| PROMPT |
Filter the records below for the word "Huyện". Copy each line that holds it.

[Raw records]
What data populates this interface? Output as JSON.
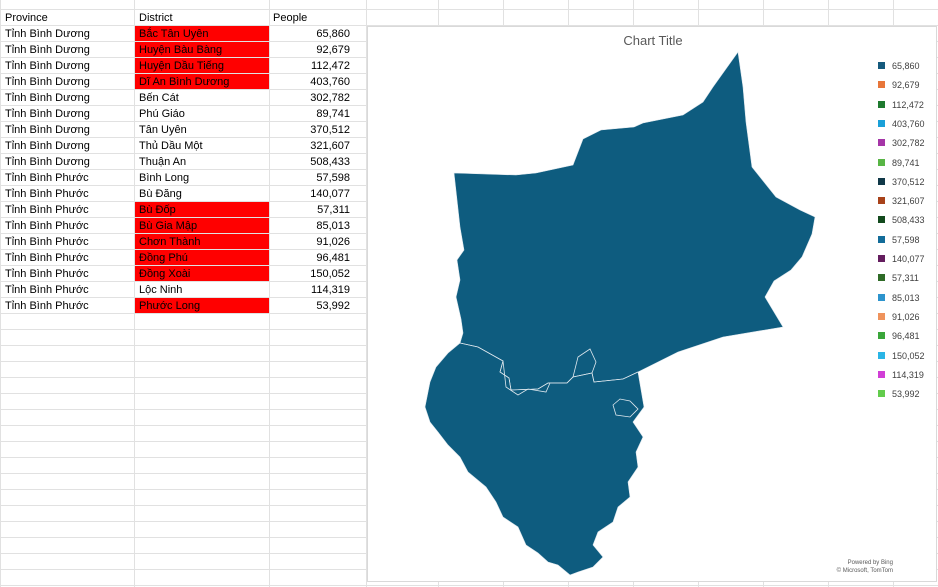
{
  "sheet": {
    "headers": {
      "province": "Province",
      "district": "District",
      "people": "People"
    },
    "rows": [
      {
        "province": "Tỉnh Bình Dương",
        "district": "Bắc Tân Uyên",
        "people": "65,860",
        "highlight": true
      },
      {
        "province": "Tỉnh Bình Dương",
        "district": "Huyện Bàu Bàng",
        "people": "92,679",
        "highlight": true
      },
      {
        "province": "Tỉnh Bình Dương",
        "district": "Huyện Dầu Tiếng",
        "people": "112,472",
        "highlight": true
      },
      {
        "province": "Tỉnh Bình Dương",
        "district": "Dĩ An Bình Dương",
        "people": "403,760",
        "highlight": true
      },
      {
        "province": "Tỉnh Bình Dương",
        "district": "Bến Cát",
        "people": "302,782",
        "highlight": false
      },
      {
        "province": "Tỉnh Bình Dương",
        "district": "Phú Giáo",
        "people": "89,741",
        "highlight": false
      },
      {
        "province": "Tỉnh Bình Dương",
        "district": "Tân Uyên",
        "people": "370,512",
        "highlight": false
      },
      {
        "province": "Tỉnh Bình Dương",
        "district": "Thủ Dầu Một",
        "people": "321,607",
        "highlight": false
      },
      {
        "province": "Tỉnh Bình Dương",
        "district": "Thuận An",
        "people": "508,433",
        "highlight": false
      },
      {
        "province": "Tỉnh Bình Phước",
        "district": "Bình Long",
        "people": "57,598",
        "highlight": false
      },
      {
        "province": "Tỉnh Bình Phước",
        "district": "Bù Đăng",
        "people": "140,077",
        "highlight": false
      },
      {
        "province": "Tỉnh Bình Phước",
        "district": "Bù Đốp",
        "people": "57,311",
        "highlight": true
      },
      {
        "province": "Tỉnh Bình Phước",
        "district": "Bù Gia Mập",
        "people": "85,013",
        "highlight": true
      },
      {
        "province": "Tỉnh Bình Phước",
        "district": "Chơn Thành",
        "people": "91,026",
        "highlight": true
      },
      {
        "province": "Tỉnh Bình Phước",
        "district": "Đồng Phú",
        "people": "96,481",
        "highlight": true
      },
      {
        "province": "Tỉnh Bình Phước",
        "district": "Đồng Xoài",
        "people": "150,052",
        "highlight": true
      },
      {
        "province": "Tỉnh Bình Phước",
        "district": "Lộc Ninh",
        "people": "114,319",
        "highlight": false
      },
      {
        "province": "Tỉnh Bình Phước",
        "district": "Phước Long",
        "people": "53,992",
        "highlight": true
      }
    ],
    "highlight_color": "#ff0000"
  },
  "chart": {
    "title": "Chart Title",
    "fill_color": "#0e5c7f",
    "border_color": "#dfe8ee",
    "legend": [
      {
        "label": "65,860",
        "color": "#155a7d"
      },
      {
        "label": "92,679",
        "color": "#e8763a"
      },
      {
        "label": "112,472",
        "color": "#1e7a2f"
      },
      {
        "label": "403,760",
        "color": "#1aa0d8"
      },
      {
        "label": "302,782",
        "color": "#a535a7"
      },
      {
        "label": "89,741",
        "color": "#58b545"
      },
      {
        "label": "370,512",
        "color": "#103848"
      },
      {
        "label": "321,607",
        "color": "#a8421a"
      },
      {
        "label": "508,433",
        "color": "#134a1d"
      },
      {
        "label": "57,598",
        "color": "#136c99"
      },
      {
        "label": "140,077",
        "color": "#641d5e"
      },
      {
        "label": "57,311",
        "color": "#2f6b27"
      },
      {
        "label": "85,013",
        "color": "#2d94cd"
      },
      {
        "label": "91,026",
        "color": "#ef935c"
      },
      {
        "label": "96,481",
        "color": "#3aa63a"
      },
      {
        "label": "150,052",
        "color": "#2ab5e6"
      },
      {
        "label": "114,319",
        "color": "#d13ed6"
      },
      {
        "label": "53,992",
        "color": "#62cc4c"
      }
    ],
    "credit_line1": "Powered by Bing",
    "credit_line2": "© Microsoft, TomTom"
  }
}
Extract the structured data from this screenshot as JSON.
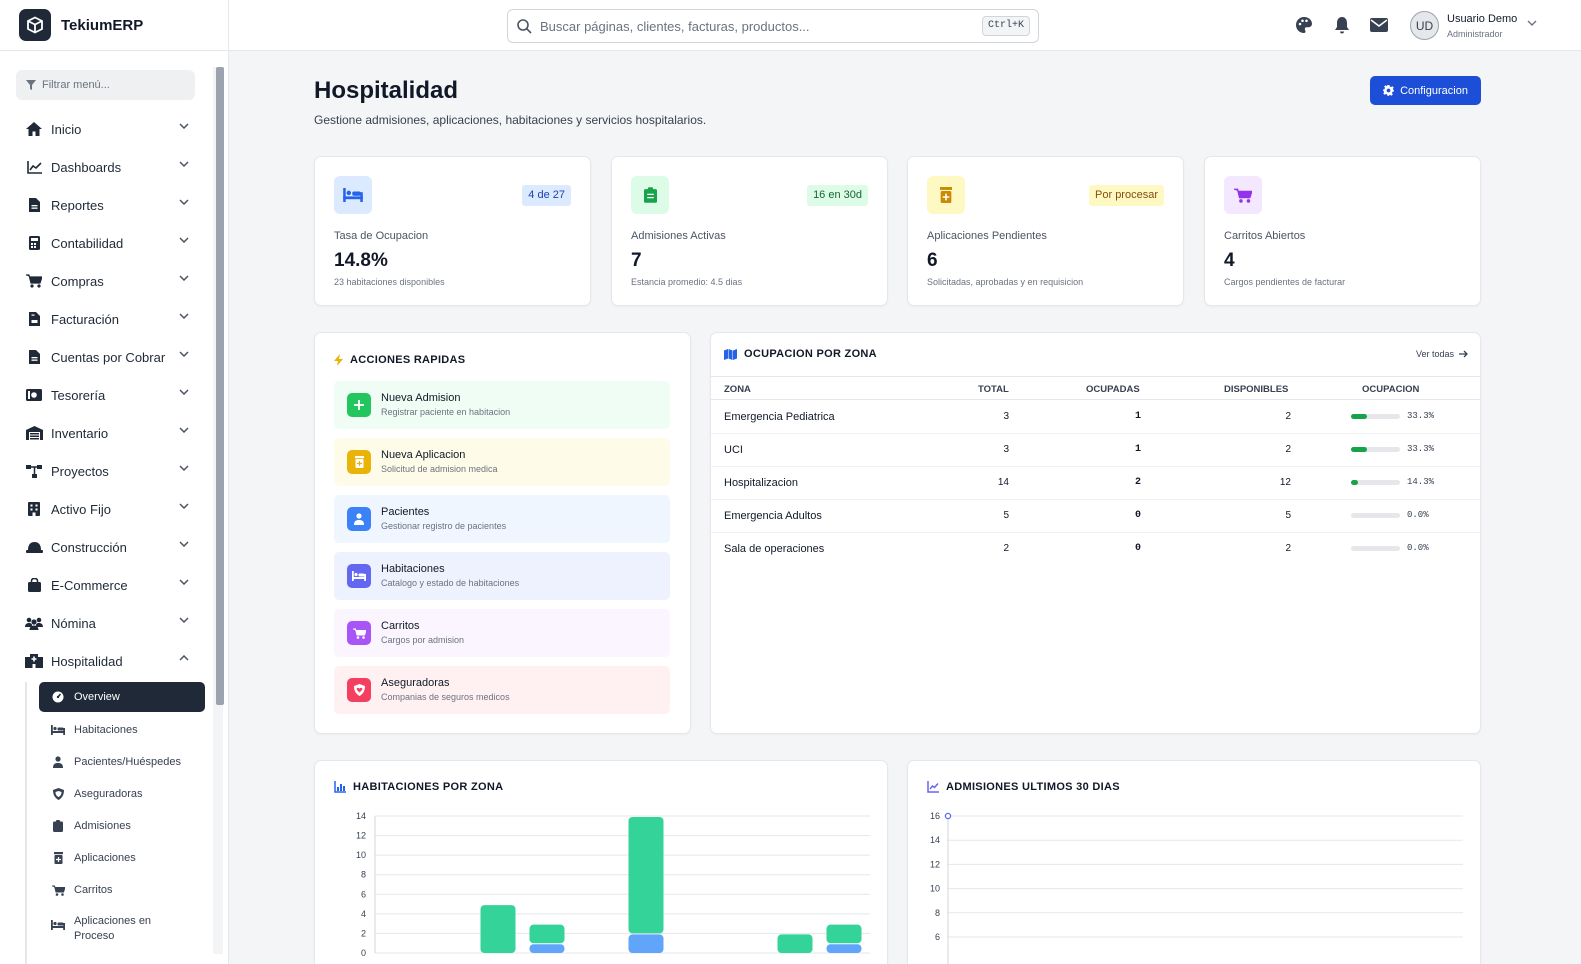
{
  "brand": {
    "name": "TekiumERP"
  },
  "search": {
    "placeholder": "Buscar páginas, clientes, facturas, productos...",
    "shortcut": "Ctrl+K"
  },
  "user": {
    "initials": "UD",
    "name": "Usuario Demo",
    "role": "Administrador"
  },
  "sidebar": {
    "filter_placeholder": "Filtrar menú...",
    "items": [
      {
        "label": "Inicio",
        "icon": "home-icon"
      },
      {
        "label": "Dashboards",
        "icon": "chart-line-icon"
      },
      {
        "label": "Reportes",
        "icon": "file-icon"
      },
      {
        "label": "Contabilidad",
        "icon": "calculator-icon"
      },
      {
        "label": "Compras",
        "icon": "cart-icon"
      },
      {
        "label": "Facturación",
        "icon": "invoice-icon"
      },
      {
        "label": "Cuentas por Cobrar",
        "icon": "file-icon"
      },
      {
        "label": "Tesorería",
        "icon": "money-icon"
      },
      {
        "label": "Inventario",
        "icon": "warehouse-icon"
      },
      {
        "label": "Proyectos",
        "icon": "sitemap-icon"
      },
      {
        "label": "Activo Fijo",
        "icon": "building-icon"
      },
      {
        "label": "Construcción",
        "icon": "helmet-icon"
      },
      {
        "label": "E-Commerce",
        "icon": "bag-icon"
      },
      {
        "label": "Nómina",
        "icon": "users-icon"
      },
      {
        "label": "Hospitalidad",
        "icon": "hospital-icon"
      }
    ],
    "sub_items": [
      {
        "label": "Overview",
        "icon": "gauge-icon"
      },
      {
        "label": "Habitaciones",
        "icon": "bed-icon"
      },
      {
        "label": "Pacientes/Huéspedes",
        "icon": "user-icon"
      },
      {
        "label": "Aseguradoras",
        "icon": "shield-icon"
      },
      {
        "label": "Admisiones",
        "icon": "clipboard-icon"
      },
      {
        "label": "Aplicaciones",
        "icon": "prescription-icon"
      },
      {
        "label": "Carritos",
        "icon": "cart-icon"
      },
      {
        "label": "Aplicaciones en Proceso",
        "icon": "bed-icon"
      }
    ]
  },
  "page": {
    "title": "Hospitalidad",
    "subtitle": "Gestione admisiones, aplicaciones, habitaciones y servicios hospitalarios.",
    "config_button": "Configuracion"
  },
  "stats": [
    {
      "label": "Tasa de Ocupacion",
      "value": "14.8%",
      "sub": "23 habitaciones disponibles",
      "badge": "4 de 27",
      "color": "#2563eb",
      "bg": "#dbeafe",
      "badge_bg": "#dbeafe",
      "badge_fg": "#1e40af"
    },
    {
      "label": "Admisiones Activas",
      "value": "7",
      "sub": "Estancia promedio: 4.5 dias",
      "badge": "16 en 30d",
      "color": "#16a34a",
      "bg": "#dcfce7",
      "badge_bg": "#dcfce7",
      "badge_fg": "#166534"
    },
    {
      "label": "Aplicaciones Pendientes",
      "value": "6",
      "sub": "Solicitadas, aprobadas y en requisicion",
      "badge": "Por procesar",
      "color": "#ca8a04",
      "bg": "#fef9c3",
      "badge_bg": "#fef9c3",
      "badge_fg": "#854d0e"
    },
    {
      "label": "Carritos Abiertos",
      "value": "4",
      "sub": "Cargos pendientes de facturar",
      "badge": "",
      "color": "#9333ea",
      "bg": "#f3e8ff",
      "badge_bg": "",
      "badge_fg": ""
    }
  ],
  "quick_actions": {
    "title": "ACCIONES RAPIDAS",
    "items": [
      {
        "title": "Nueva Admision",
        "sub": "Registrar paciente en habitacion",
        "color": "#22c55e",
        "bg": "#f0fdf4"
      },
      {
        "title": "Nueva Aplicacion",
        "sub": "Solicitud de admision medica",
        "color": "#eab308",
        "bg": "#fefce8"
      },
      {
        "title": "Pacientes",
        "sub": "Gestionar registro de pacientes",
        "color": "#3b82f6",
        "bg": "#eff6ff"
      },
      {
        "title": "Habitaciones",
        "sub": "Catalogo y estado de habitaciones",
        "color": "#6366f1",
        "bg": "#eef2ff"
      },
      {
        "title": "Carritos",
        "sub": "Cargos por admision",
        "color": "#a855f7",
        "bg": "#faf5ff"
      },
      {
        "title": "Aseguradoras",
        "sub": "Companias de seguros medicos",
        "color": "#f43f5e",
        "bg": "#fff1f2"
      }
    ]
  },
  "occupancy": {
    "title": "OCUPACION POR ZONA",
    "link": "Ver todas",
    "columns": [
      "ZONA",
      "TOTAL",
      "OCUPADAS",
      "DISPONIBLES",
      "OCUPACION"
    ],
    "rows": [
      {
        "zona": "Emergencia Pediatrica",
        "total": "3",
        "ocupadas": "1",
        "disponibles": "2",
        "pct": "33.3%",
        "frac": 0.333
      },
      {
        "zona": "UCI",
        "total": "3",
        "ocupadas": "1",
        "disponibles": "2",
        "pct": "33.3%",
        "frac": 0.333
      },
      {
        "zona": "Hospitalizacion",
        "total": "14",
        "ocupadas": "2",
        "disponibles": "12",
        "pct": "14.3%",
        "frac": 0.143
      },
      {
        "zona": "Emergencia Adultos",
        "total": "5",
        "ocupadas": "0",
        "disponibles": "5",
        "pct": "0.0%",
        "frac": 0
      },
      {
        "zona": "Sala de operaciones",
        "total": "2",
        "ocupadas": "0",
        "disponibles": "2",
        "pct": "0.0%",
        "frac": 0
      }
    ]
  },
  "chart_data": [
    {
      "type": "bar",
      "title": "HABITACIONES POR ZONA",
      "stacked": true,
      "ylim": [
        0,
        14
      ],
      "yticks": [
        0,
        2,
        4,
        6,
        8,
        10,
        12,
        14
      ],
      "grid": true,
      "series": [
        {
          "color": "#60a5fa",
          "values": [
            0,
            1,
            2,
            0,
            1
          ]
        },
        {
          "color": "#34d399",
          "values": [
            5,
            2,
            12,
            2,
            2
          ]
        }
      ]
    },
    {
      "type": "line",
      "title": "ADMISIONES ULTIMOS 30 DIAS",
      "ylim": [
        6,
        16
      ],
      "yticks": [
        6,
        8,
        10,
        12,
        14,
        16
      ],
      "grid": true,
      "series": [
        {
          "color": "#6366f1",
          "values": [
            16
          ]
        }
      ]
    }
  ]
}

| OUTPUT OF THE EXERCISE |
        "district": "Huyện Bàu Bàng",
        "district": "Huyện Dầu Tiếng",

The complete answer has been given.